◆ YOUR TASK ◆
Every entry should be repeated exactly. Omit the pictures.

◆ MATERIAL PROVIDED ◆
★ ★ ★ ★ ★
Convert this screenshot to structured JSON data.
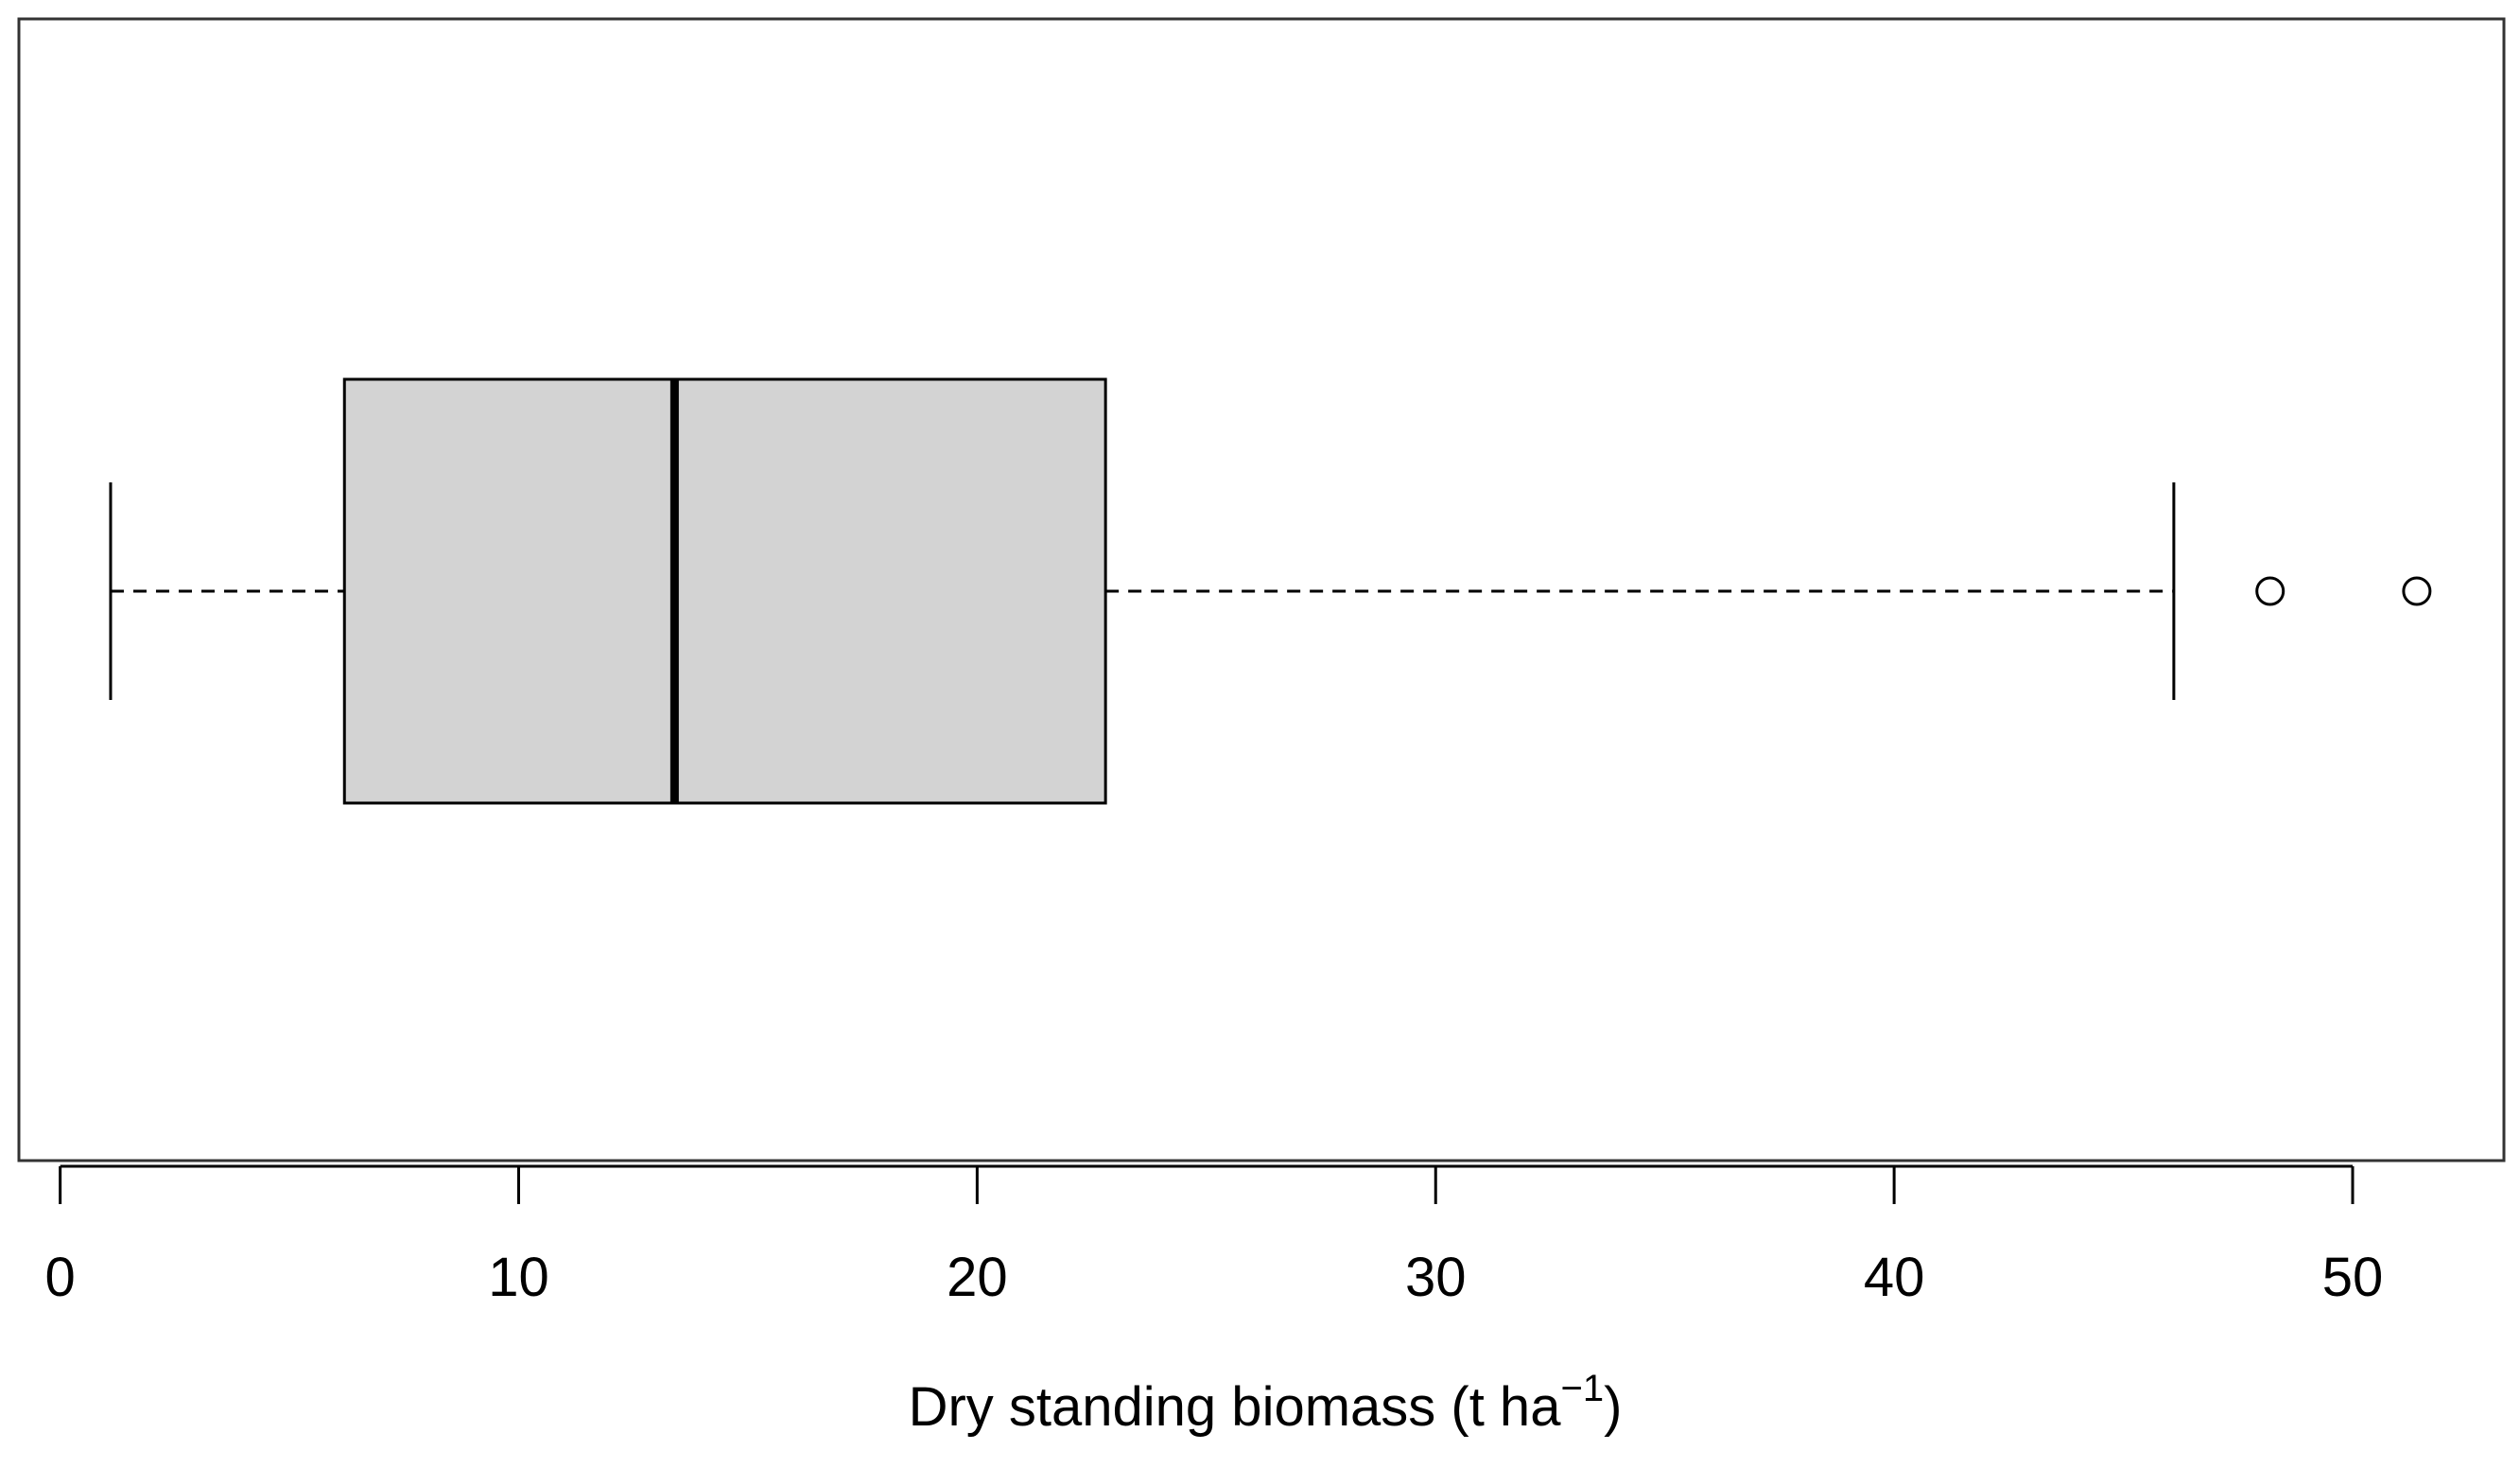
{
  "chart_data": {
    "type": "box",
    "orientation": "horizontal",
    "title": "",
    "xlabel": {
      "main": "Dry standing biomass (t ha",
      "superscript": "−1",
      "close": ")"
    },
    "ylabel": "",
    "xlim": [
      -0.9,
      53.3
    ],
    "x_ticks": [
      0,
      10,
      20,
      30,
      40,
      50
    ],
    "x_tick_labels": [
      "0",
      "10",
      "20",
      "30",
      "40",
      "50"
    ],
    "grid": false,
    "legend": "none",
    "box": {
      "whisker_low": 1.1,
      "q1": 6.2,
      "median": 13.4,
      "q3": 22.8,
      "whisker_high": 46.1,
      "outliers": [
        48.2,
        51.4
      ]
    },
    "colors": {
      "box_fill": "#d3d3d3",
      "stroke": "#000000",
      "background": "#ffffff"
    }
  }
}
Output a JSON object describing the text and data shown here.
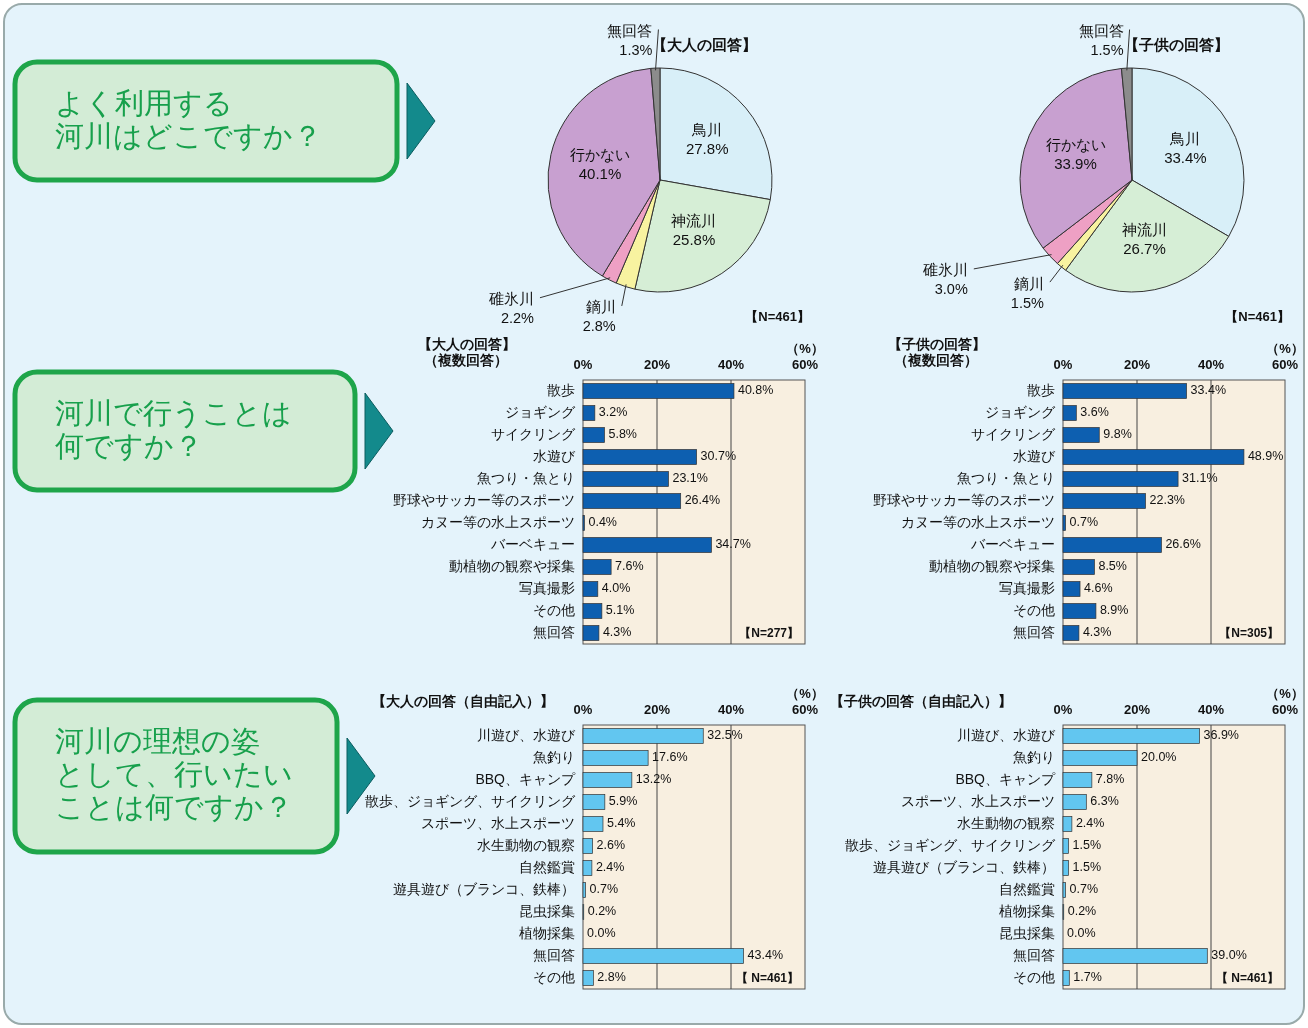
{
  "chart_data": [
    {
      "type": "other",
      "title": "よく利用する河川はどこですか？"
    },
    {
      "type": "pie",
      "title": "【大人の回答】",
      "categories": [
        "鳥川",
        "神流川",
        "鏑川",
        "碓氷川",
        "行かない",
        "無回答"
      ],
      "values": [
        27.8,
        25.8,
        2.8,
        2.2,
        40.1,
        1.3
      ],
      "value_labels": [
        "27.8%",
        "25.8%",
        "2.8%",
        "2.2%",
        "40.1%",
        "1.3%"
      ],
      "colors": [
        "#d8eff8",
        "#d6eed6",
        "#f8f3a0",
        "#eea0c4",
        "#c8a0d0",
        "#8c8c8c"
      ],
      "annotations": [
        "【N=461】"
      ]
    },
    {
      "type": "pie",
      "title": "【子供の回答】",
      "categories": [
        "鳥川",
        "神流川",
        "鏑川",
        "碓氷川",
        "行かない",
        "無回答"
      ],
      "values": [
        33.4,
        26.7,
        1.5,
        3.0,
        33.9,
        1.5
      ],
      "value_labels": [
        "33.4%",
        "26.7%",
        "1.5%",
        "3.0%",
        "33.9%",
        "1.5%"
      ],
      "colors": [
        "#d8eff8",
        "#d6eed6",
        "#f8f3a0",
        "#eea0c4",
        "#c8a0d0",
        "#8c8c8c"
      ],
      "annotations": [
        "【N=461】"
      ]
    },
    {
      "type": "other",
      "title": "河川で行うことは何ですか？"
    },
    {
      "type": "bar",
      "orientation": "horizontal",
      "title": "【大人の回答】",
      "subtitle": "（複数回答）",
      "xlabel": "（%）",
      "categories": [
        "散歩",
        "ジョギング",
        "サイクリング",
        "水遊び",
        "魚つり・魚とり",
        "野球やサッカー等のスポーツ",
        "カヌー等の水上スポーツ",
        "バーベキュー",
        "動植物の観察や採集",
        "写真撮影",
        "その他",
        "無回答"
      ],
      "series": [
        {
          "color": "#0d5fb0",
          "values": [
            40.8,
            3.2,
            5.8,
            30.7,
            23.1,
            26.4,
            0.4,
            34.7,
            7.6,
            4.0,
            5.1,
            4.3
          ],
          "value_labels": [
            "40.8%",
            "3.2%",
            "5.8%",
            "30.7%",
            "23.1%",
            "26.4%",
            "0.4%",
            "34.7%",
            "7.6%",
            "4.0%",
            "5.1%",
            "4.3%"
          ]
        }
      ],
      "xlim": [
        0,
        60
      ],
      "xticks": [
        {
          "value": 0,
          "label": "0%"
        },
        {
          "value": 20,
          "label": "20%"
        },
        {
          "value": 40,
          "label": "40%"
        },
        {
          "value": 60,
          "label": "60%"
        }
      ],
      "grid": "x",
      "annotations": [
        "【N=277】"
      ]
    },
    {
      "type": "bar",
      "orientation": "horizontal",
      "title": "【子供の回答】",
      "subtitle": "（複数回答）",
      "xlabel": "（%）",
      "categories": [
        "散歩",
        "ジョギング",
        "サイクリング",
        "水遊び",
        "魚つり・魚とり",
        "野球やサッカー等のスポーツ",
        "カヌー等の水上スポーツ",
        "バーベキュー",
        "動植物の観察や採集",
        "写真撮影",
        "その他",
        "無回答"
      ],
      "series": [
        {
          "color": "#0d5fb0",
          "values": [
            33.4,
            3.6,
            9.8,
            48.9,
            31.1,
            22.3,
            0.7,
            26.6,
            8.5,
            4.6,
            8.9,
            4.3
          ],
          "value_labels": [
            "33.4%",
            "3.6%",
            "9.8%",
            "48.9%",
            "31.1%",
            "22.3%",
            "0.7%",
            "26.6%",
            "8.5%",
            "4.6%",
            "8.9%",
            "4.3%"
          ]
        }
      ],
      "xlim": [
        0,
        60
      ],
      "xticks": [
        {
          "value": 0,
          "label": "0%"
        },
        {
          "value": 20,
          "label": "20%"
        },
        {
          "value": 40,
          "label": "40%"
        },
        {
          "value": 60,
          "label": "60%"
        }
      ],
      "grid": "x",
      "annotations": [
        "【N=305】"
      ]
    },
    {
      "type": "other",
      "title": "河川の理想の姿として、行いたいことは何ですか？"
    },
    {
      "type": "bar",
      "orientation": "horizontal",
      "title": "【大人の回答（自由記入）】",
      "xlabel": "（%）",
      "categories": [
        "川遊び、水遊び",
        "魚釣り",
        "BBQ、キャンプ",
        "散歩、ジョギング、サイクリング",
        "スポーツ、水上スポーツ",
        "水生動物の観察",
        "自然鑑賞",
        "遊具遊び（ブランコ、鉄棒）",
        "昆虫採集",
        "植物採集",
        "無回答",
        "その他"
      ],
      "series": [
        {
          "color": "#62c6f0",
          "values": [
            32.5,
            17.6,
            13.2,
            5.9,
            5.4,
            2.6,
            2.4,
            0.7,
            0.2,
            0.0,
            43.4,
            2.8
          ],
          "value_labels": [
            "32.5%",
            "17.6%",
            "13.2%",
            "5.9%",
            "5.4%",
            "2.6%",
            "2.4%",
            "0.7%",
            "0.2%",
            "0.0%",
            "43.4%",
            "2.8%"
          ]
        }
      ],
      "xlim": [
        0,
        60
      ],
      "xticks": [
        {
          "value": 0,
          "label": "0%"
        },
        {
          "value": 20,
          "label": "20%"
        },
        {
          "value": 40,
          "label": "40%"
        },
        {
          "value": 60,
          "label": "60%"
        }
      ],
      "grid": "x",
      "annotations": [
        "【 N=461】"
      ]
    },
    {
      "type": "bar",
      "orientation": "horizontal",
      "title": "【子供の回答（自由記入）】",
      "xlabel": "（%）",
      "categories": [
        "川遊び、水遊び",
        "魚釣り",
        "BBQ、キャンプ",
        "スポーツ、水上スポーツ",
        "水生動物の観察",
        "散歩、ジョギング、サイクリング",
        "遊具遊び（ブランコ、鉄棒）",
        "自然鑑賞",
        "植物採集",
        "昆虫採集",
        "無回答",
        "その他"
      ],
      "series": [
        {
          "color": "#62c6f0",
          "values": [
            36.9,
            20.0,
            7.8,
            6.3,
            2.4,
            1.5,
            1.5,
            0.7,
            0.2,
            0.0,
            39.0,
            1.7
          ],
          "value_labels": [
            "36.9%",
            "20.0%",
            "7.8%",
            "6.3%",
            "2.4%",
            "1.5%",
            "1.5%",
            "0.7%",
            "0.2%",
            "0.0%",
            "39.0%",
            "1.7%"
          ]
        }
      ],
      "xlim": [
        0,
        60
      ],
      "xticks": [
        {
          "value": 0,
          "label": "0%"
        },
        {
          "value": 20,
          "label": "20%"
        },
        {
          "value": 40,
          "label": "40%"
        },
        {
          "value": 60,
          "label": "60%"
        }
      ],
      "grid": "x",
      "annotations": [
        "【 N=461】"
      ]
    }
  ]
}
★ ★ ★ ★ ★
◆ ANSWER FOR THE TASK ◆
Convert this screenshot to structured JSON data.
{
  "chart_data": {
    "type": "box",
    "orientation": "horizontal",
    "title": "",
    "xlabel": {
      "main": "Dry standing biomass (t ha",
      "superscript": "−1",
      "close": ")"
    },
    "ylabel": "",
    "xlim": [
      -0.9,
      53.3
    ],
    "x_ticks": [
      0,
      10,
      20,
      30,
      40,
      50
    ],
    "x_tick_labels": [
      "0",
      "10",
      "20",
      "30",
      "40",
      "50"
    ],
    "grid": false,
    "legend": "none",
    "box": {
      "whisker_low": 1.1,
      "q1": 6.2,
      "median": 13.4,
      "q3": 22.8,
      "whisker_high": 46.1,
      "outliers": [
        48.2,
        51.4
      ]
    },
    "colors": {
      "box_fill": "#d3d3d3",
      "stroke": "#000000",
      "background": "#ffffff"
    }
  }
}
Output a JSON object describing the text and data shown here.
{
  "chart_data": [
    {
      "type": "other",
      "title": "よく利用する河川はどこですか？"
    },
    {
      "type": "pie",
      "title": "【大人の回答】",
      "categories": [
        "鳥川",
        "神流川",
        "鏑川",
        "碓氷川",
        "行かない",
        "無回答"
      ],
      "values": [
        27.8,
        25.8,
        2.8,
        2.2,
        40.1,
        1.3
      ],
      "value_labels": [
        "27.8%",
        "25.8%",
        "2.8%",
        "2.2%",
        "40.1%",
        "1.3%"
      ],
      "colors": [
        "#d8eff8",
        "#d6eed6",
        "#f8f3a0",
        "#eea0c4",
        "#c8a0d0",
        "#8c8c8c"
      ],
      "annotations": [
        "【N=461】"
      ]
    },
    {
      "type": "pie",
      "title": "【子供の回答】",
      "categories": [
        "鳥川",
        "神流川",
        "鏑川",
        "碓氷川",
        "行かない",
        "無回答"
      ],
      "values": [
        33.4,
        26.7,
        1.5,
        3.0,
        33.9,
        1.5
      ],
      "value_labels": [
        "33.4%",
        "26.7%",
        "1.5%",
        "3.0%",
        "33.9%",
        "1.5%"
      ],
      "colors": [
        "#d8eff8",
        "#d6eed6",
        "#f8f3a0",
        "#eea0c4",
        "#c8a0d0",
        "#8c8c8c"
      ],
      "annotations": [
        "【N=461】"
      ]
    },
    {
      "type": "other",
      "title": "河川で行うことは何ですか？"
    },
    {
      "type": "bar",
      "orientation": "horizontal",
      "title": "【大人の回答】",
      "subtitle": "（複数回答）",
      "xlabel": "（%）",
      "categories": [
        "散歩",
        "ジョギング",
        "サイクリング",
        "水遊び",
        "魚つり・魚とり",
        "野球やサッカー等のスポーツ",
        "カヌー等の水上スポーツ",
        "バーベキュー",
        "動植物の観察や採集",
        "写真撮影",
        "その他",
        "無回答"
      ],
      "series": [
        {
          "color": "#0d5fb0",
          "values": [
            40.8,
            3.2,
            5.8,
            30.7,
            23.1,
            26.4,
            0.4,
            34.7,
            7.6,
            4.0,
            5.1,
            4.3
          ],
          "value_labels": [
            "40.8%",
            "3.2%",
            "5.8%",
            "30.7%",
            "23.1%",
            "26.4%",
            "0.4%",
            "34.7%",
            "7.6%",
            "4.0%",
            "5.1%",
            "4.3%"
          ]
        }
      ],
      "xlim": [
        0,
        60
      ],
      "xticks": [
        {
          "value": 0,
          "label": "0%"
        },
        {
          "value": 20,
          "label": "20%"
        },
        {
          "value": 40,
          "label": "40%"
        },
        {
          "value": 60,
          "label": "60%"
        }
      ],
      "grid": "x",
      "annotations": [
        "【N=277】"
      ]
    },
    {
      "type": "bar",
      "orientation": "horizontal",
      "title": "【子供の回答】",
      "subtitle": "（複数回答）",
      "xlabel": "（%）",
      "categories": [
        "散歩",
        "ジョギング",
        "サイクリング",
        "水遊び",
        "魚つり・魚とり",
        "野球やサッカー等のスポーツ",
        "カヌー等の水上スポーツ",
        "バーベキュー",
        "動植物の観察や採集",
        "写真撮影",
        "その他",
        "無回答"
      ],
      "series": [
        {
          "color": "#0d5fb0",
          "values": [
            33.4,
            3.6,
            9.8,
            48.9,
            31.1,
            22.3,
            0.7,
            26.6,
            8.5,
            4.6,
            8.9,
            4.3
          ],
          "value_labels": [
            "33.4%",
            "3.6%",
            "9.8%",
            "48.9%",
            "31.1%",
            "22.3%",
            "0.7%",
            "26.6%",
            "8.5%",
            "4.6%",
            "8.9%",
            "4.3%"
          ]
        }
      ],
      "xlim": [
        0,
        60
      ],
      "xticks": [
        {
          "value": 0,
          "label": "0%"
        },
        {
          "value": 20,
          "label": "20%"
        },
        {
          "value": 40,
          "label": "40%"
        },
        {
          "value": 60,
          "label": "60%"
        }
      ],
      "grid": "x",
      "annotations": [
        "【N=305】"
      ]
    },
    {
      "type": "other",
      "title": "河川の理想の姿として、行いたいことは何ですか？"
    },
    {
      "type": "bar",
      "orientation": "horizontal",
      "title": "【大人の回答（自由記入）】",
      "xlabel": "（%）",
      "categories": [
        "川遊び、水遊び",
        "魚釣り",
        "BBQ、キャンプ",
        "散歩、ジョギング、サイクリング",
        "スポーツ、水上スポーツ",
        "水生動物の観察",
        "自然鑑賞",
        "遊具遊び（ブランコ、鉄棒）",
        "昆虫採集",
        "植物採集",
        "無回答",
        "その他"
      ],
      "series": [
        {
          "color": "#62c6f0",
          "values": [
            32.5,
            17.6,
            13.2,
            5.9,
            5.4,
            2.6,
            2.4,
            0.7,
            0.2,
            0.0,
            43.4,
            2.8
          ],
          "value_labels": [
            "32.5%",
            "17.6%",
            "13.2%",
            "5.9%",
            "5.4%",
            "2.6%",
            "2.4%",
            "0.7%",
            "0.2%",
            "0.0%",
            "43.4%",
            "2.8%"
          ]
        }
      ],
      "xlim": [
        0,
        60
      ],
      "xticks": [
        {
          "value": 0,
          "label": "0%"
        },
        {
          "value": 20,
          "label": "20%"
        },
        {
          "value": 40,
          "label": "40%"
        },
        {
          "value": 60,
          "label": "60%"
        }
      ],
      "grid": "x",
      "annotations": [
        "【 N=461】"
      ]
    },
    {
      "type": "bar",
      "orientation": "horizontal",
      "title": "【子供の回答（自由記入）】",
      "xlabel": "（%）",
      "categories": [
        "川遊び、水遊び",
        "魚釣り",
        "BBQ、キャンプ",
        "スポーツ、水上スポーツ",
        "水生動物の観察",
        "散歩、ジョギング、サイクリング",
        "遊具遊び（ブランコ、鉄棒）",
        "自然鑑賞",
        "植物採集",
        "昆虫採集",
        "無回答",
        "その他"
      ],
      "series": [
        {
          "color": "#62c6f0",
          "values": [
            36.9,
            20.0,
            7.8,
            6.3,
            2.4,
            1.5,
            1.5,
            0.7,
            0.2,
            0.0,
            39.0,
            1.7
          ],
          "value_labels": [
            "36.9%",
            "20.0%",
            "7.8%",
            "6.3%",
            "2.4%",
            "1.5%",
            "1.5%",
            "0.7%",
            "0.2%",
            "0.0%",
            "39.0%",
            "1.7%"
          ]
        }
      ],
      "xlim": [
        0,
        60
      ],
      "xticks": [
        {
          "value": 0,
          "label": "0%"
        },
        {
          "value": 20,
          "label": "20%"
        },
        {
          "value": 40,
          "label": "40%"
        },
        {
          "value": 60,
          "label": "60%"
        }
      ],
      "grid": "x",
      "annotations": [
        "【 N=461】"
      ]
    }
  ]
}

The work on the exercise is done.